▶ [Supplied material]:
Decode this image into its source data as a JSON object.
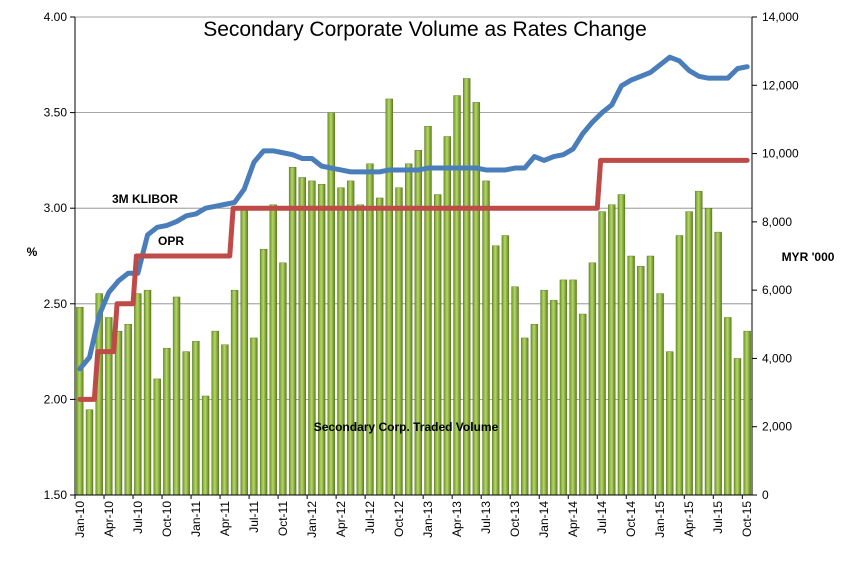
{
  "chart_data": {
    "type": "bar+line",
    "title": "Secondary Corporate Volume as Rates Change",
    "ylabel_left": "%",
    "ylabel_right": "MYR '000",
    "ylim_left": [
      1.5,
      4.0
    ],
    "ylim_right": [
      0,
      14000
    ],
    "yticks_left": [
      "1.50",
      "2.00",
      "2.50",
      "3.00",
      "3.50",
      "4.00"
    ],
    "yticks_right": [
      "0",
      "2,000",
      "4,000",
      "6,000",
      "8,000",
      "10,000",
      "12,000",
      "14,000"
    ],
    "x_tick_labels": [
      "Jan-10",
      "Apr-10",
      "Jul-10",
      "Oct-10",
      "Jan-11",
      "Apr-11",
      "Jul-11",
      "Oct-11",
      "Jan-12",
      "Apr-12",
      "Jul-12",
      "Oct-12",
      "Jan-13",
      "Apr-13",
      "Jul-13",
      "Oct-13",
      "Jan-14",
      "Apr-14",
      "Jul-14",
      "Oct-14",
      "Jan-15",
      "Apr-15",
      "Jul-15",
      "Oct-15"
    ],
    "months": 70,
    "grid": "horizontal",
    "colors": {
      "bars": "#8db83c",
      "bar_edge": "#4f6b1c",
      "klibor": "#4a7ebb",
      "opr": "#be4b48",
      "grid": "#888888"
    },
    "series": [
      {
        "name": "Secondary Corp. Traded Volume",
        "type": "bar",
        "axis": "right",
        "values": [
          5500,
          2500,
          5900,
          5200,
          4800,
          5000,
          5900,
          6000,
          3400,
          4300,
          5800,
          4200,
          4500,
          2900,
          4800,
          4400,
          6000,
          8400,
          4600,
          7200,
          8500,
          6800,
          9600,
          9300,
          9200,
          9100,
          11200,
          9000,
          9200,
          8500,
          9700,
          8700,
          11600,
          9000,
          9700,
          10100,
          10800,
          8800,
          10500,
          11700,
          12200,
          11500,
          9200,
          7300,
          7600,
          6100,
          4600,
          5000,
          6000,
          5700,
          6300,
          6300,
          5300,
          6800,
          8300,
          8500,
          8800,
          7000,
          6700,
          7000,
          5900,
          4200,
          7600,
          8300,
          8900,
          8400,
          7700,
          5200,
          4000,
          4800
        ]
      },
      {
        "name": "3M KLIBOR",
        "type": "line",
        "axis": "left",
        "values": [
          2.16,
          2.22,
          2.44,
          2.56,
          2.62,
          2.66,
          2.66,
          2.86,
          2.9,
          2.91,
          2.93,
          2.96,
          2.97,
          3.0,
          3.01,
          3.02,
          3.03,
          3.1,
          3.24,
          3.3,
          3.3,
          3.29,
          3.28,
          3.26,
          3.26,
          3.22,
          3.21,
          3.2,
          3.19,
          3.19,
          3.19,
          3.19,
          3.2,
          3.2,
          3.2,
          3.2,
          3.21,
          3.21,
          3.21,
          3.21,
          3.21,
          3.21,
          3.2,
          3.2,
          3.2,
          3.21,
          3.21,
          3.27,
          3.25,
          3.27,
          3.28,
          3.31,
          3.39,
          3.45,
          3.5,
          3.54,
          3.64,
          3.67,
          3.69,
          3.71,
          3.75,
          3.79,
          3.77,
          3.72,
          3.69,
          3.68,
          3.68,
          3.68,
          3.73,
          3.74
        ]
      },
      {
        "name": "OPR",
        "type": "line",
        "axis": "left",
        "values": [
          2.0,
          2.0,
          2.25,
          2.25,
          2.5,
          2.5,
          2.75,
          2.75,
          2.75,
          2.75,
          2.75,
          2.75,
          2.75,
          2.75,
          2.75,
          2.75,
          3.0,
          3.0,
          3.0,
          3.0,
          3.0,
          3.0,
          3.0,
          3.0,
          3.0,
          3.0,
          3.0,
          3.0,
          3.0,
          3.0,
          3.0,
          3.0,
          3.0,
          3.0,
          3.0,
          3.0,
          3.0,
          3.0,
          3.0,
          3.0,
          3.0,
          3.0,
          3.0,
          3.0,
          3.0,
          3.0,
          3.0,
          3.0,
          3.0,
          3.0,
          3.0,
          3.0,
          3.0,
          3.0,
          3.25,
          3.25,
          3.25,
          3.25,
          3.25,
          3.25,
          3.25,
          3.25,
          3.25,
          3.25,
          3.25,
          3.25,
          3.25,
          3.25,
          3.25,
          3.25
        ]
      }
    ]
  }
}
...
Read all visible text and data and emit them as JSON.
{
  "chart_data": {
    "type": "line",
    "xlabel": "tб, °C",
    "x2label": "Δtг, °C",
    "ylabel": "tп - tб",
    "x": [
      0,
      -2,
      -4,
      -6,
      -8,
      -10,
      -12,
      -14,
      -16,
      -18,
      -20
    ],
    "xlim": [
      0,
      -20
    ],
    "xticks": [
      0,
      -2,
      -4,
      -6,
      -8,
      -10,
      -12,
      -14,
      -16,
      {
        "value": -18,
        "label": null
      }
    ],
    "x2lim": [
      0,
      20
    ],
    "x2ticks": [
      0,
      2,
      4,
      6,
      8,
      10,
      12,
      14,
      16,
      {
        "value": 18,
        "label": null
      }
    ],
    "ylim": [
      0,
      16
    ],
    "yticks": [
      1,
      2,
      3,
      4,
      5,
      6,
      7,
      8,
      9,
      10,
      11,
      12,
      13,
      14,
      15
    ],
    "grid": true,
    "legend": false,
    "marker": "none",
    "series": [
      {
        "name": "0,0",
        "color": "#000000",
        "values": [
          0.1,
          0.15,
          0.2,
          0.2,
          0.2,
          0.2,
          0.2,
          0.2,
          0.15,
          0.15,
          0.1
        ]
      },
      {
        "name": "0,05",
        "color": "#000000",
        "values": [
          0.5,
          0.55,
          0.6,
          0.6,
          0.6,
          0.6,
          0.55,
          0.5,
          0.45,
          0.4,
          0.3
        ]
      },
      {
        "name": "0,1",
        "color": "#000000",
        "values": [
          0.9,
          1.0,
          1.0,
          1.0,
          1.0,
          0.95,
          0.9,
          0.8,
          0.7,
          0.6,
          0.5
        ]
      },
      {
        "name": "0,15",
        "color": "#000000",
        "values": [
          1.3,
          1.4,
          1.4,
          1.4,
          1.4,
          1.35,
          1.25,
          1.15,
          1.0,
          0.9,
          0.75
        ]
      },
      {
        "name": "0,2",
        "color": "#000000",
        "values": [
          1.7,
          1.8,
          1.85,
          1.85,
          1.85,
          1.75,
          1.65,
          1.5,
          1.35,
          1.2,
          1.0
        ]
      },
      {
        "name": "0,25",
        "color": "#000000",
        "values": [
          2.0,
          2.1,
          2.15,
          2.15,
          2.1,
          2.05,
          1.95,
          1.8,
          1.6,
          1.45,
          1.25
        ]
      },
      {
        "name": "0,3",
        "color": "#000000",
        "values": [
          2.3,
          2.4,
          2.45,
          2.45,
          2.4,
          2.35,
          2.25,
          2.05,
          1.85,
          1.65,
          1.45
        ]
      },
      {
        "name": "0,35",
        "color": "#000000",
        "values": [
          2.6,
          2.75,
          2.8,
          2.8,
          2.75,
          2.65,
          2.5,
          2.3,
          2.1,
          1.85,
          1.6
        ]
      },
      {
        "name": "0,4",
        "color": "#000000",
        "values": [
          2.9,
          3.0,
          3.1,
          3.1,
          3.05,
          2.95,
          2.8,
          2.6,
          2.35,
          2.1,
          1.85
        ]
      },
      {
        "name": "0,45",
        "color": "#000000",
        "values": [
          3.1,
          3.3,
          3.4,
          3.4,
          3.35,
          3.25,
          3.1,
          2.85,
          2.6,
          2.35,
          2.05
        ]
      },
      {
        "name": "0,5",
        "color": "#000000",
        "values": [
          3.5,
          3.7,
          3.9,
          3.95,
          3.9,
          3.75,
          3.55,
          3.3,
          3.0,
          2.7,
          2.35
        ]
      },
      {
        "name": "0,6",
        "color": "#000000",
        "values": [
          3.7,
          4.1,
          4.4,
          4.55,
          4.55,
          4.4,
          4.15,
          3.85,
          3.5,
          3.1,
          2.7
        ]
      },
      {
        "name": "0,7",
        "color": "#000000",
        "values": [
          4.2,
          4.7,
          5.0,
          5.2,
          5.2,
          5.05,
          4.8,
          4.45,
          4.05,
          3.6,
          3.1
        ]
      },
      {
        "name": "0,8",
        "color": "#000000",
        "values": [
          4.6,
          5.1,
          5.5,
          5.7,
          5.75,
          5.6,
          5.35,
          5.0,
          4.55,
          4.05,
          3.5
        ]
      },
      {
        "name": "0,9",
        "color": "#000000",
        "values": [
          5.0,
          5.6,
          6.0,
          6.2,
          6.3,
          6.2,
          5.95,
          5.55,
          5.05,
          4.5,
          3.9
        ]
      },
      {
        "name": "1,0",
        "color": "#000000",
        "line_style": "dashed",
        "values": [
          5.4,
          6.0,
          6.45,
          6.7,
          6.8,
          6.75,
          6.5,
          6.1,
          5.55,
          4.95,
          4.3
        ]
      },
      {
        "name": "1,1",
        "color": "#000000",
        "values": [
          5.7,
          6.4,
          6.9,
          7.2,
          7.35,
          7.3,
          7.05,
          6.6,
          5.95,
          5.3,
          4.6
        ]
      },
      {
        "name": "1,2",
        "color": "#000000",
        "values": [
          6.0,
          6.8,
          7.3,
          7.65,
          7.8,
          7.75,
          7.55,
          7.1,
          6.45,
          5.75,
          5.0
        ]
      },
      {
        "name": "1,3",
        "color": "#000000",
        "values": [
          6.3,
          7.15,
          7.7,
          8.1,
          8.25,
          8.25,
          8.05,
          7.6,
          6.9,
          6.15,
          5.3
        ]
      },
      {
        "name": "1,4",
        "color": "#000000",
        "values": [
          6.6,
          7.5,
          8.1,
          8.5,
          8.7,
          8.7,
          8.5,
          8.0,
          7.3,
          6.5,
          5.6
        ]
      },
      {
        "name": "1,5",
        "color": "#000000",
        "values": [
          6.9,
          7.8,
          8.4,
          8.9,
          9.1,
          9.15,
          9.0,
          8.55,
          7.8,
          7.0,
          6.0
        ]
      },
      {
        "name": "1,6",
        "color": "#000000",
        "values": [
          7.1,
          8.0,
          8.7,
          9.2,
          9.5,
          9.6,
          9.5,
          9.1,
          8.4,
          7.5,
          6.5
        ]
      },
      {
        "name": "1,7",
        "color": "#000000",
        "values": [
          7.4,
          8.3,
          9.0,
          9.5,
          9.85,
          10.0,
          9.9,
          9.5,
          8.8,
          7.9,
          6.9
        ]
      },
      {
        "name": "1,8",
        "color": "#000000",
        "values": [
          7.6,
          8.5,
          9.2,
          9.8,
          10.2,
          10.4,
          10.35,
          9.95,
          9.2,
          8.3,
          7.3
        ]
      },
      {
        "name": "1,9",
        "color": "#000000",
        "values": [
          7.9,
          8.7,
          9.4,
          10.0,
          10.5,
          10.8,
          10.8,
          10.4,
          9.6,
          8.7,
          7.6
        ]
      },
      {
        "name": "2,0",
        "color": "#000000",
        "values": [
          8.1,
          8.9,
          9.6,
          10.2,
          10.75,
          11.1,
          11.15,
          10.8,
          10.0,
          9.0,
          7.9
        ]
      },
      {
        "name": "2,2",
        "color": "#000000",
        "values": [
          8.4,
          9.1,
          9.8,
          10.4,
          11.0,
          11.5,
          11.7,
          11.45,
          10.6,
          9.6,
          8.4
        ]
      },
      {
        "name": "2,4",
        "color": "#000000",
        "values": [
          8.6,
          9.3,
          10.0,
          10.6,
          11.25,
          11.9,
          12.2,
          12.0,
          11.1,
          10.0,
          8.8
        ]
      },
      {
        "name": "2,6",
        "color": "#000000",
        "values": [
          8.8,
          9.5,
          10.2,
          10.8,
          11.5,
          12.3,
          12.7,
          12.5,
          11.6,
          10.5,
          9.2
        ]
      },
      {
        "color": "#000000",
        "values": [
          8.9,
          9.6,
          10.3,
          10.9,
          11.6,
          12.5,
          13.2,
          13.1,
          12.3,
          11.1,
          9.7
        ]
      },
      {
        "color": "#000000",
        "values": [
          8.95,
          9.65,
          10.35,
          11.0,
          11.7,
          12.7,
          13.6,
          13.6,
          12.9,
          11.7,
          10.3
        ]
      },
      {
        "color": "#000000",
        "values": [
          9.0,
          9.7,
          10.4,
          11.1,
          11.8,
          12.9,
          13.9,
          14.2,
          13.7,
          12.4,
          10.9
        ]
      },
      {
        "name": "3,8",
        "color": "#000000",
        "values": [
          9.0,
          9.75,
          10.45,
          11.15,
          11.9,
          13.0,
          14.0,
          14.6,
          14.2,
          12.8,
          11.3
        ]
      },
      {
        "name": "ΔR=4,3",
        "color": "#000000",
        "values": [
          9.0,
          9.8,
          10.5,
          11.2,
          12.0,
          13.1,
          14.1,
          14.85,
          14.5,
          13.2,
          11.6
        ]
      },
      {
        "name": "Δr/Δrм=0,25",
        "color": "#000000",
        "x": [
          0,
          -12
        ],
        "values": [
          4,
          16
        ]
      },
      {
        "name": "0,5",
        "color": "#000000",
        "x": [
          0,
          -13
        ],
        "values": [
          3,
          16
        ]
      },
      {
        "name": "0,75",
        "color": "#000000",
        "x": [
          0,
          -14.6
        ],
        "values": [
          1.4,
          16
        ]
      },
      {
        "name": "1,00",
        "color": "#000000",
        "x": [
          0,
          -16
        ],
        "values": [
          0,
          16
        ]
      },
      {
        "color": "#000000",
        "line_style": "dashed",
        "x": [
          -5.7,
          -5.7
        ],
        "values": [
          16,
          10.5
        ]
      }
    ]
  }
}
...
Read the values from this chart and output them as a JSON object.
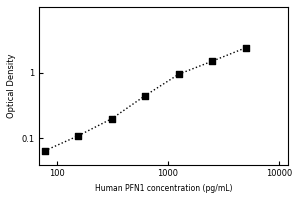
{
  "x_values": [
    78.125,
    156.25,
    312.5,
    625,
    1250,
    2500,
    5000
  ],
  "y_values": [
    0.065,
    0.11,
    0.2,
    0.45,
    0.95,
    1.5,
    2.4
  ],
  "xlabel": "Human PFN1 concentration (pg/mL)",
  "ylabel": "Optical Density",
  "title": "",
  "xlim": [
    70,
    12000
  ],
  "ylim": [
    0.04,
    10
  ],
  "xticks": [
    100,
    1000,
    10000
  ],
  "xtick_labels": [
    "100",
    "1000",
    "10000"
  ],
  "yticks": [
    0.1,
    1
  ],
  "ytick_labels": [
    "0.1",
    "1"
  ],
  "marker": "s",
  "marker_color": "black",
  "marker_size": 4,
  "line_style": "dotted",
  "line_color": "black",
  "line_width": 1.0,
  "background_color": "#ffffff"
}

▶ [Work to do]: Lines containing the string "black" are to be selected and copied.

▶ [Exercise answer]:
  "marker_color": "black",
  "line_color": "black",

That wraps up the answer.